§ Aim
Transcribe every entry word for word, but skip the images.

# # # # # # #

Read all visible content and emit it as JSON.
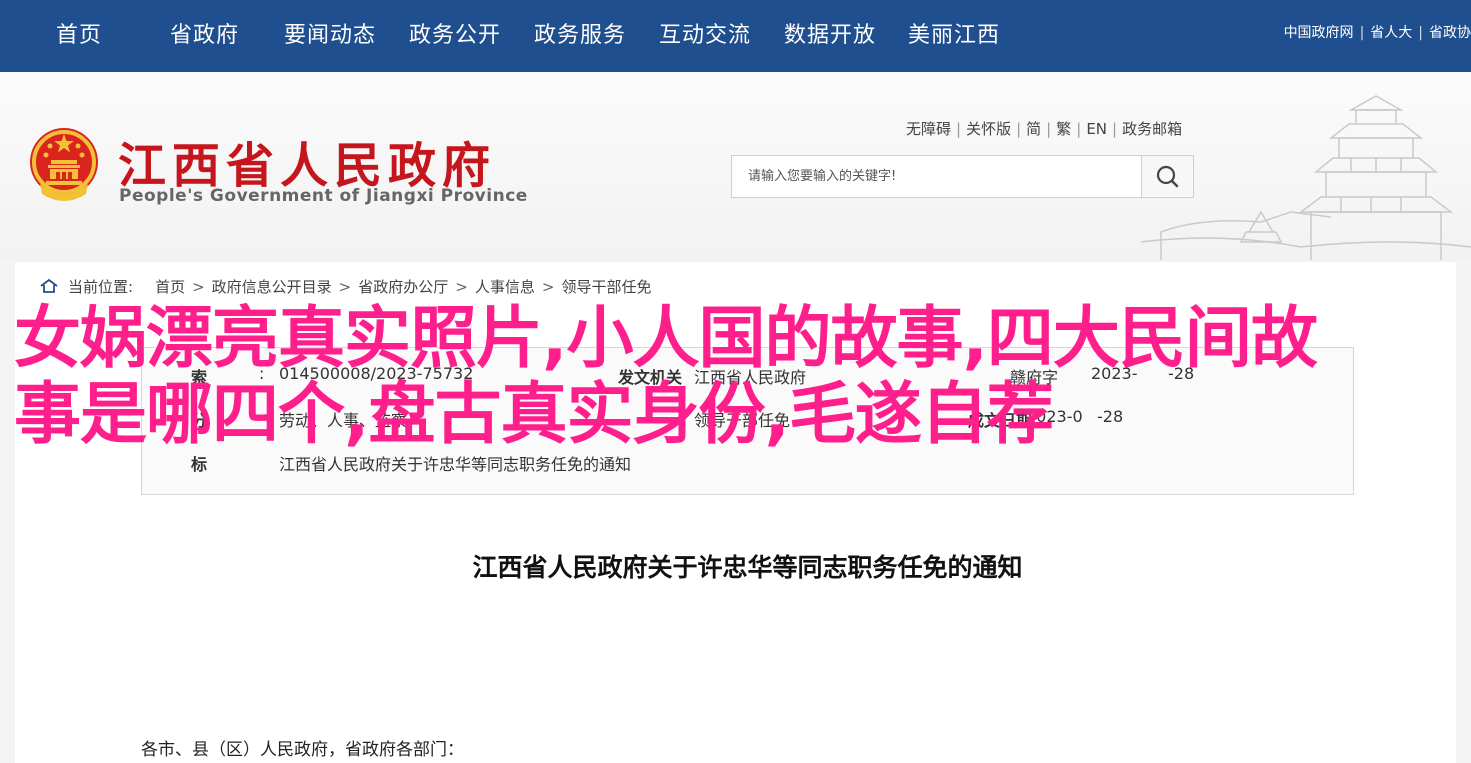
{
  "topnav": {
    "items": [
      "首页",
      "省政府",
      "要闻动态",
      "政务公开",
      "政务服务",
      "互动交流",
      "数据开放",
      "美丽江西"
    ],
    "links": [
      "中国政府网",
      "省人大",
      "省政协"
    ]
  },
  "header": {
    "title": "江西省人民政府",
    "subtitle": "People's Government of Jiangxi Province",
    "access_links": [
      "无障碍",
      "关怀版",
      "简",
      "繁",
      "EN",
      "政务邮箱"
    ],
    "search_placeholder": "请输入您要输入的关键字!"
  },
  "breadcrumb": {
    "label": "当前位置:",
    "items": [
      "首页",
      "政府信息公开目录",
      "省政府办公厅",
      "人事信息",
      "领导干部任免"
    ]
  },
  "info": {
    "row1_index": "014500008/2023-75732",
    "row1_org_key": "发文机关",
    "row1_org": "江西省人民政府",
    "row1_date_fragment": "2023-",
    "row1_date_tail": "-28",
    "row2_category": "劳动、人事、监察",
    "row2_subject": "领导干部任免",
    "row2_date_key": "成文日期",
    "row2_date": "2023-0",
    "row2_date_tail": "-28",
    "row3_title": "江西省人民政府关于许忠华等同志职务任免的通知",
    "row1_tail_fragment": "赣府字",
    "keys": [
      "索",
      "分",
      "标"
    ],
    "key_suffix": ":"
  },
  "overlay_text": "女娲漂亮真实照片,小人国的故事,四大民间故事是哪四个,盘古真实身份,毛遂自荐",
  "document": {
    "title": "江西省人民政府关于许忠华等同志职务任免的通知",
    "salutation": "各市、县（区）人民政府，省政府各部门："
  },
  "colors": {
    "nav_bg": "#1f4f8e",
    "brand_red": "#c4161c",
    "overlay_pink": "#ff1f8c"
  }
}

# # # # # # #

§ Response to this exercise
Read all visible content and emit it as JSON.
{
  "topnav": {
    "items": [
      "首页",
      "省政府",
      "要闻动态",
      "政务公开",
      "政务服务",
      "互动交流",
      "数据开放",
      "美丽江西"
    ],
    "links": [
      "中国政府网",
      "省人大",
      "省政协"
    ]
  },
  "header": {
    "title": "江西省人民政府",
    "subtitle": "People's Government of Jiangxi Province",
    "access_links": [
      "无障碍",
      "关怀版",
      "简",
      "繁",
      "EN",
      "政务邮箱"
    ],
    "search_placeholder": "请输入您要输入的关键字!"
  },
  "breadcrumb": {
    "label": "当前位置:",
    "items": [
      "首页",
      "政府信息公开目录",
      "省政府办公厅",
      "人事信息",
      "领导干部任免"
    ]
  },
  "info": {
    "row1_index": "014500008/2023-75732",
    "row1_org_key": "发文机关",
    "row1_org": "江西省人民政府",
    "row1_date_fragment": "2023-",
    "row1_date_tail": "-28",
    "row2_category": "劳动、人事、监察",
    "row2_subject": "领导干部任免",
    "row2_date_key": "成文日期",
    "row2_date": "2023-0",
    "row2_date_tail": "-28",
    "row3_title": "江西省人民政府关于许忠华等同志职务任免的通知",
    "row1_tail_fragment": "赣府字",
    "keys": [
      "索",
      "分",
      "标"
    ],
    "key_suffix": ":"
  },
  "overlay_text": "女娲漂亮真实照片,小人国的故事,四大民间故事是哪四个,盘古真实身份,毛遂自荐",
  "document": {
    "title": "江西省人民政府关于许忠华等同志职务任免的通知",
    "salutation": "各市、县（区）人民政府，省政府各部门："
  },
  "colors": {
    "nav_bg": "#1f4f8e",
    "brand_red": "#c4161c",
    "overlay_pink": "#ff1f8c"
  }
}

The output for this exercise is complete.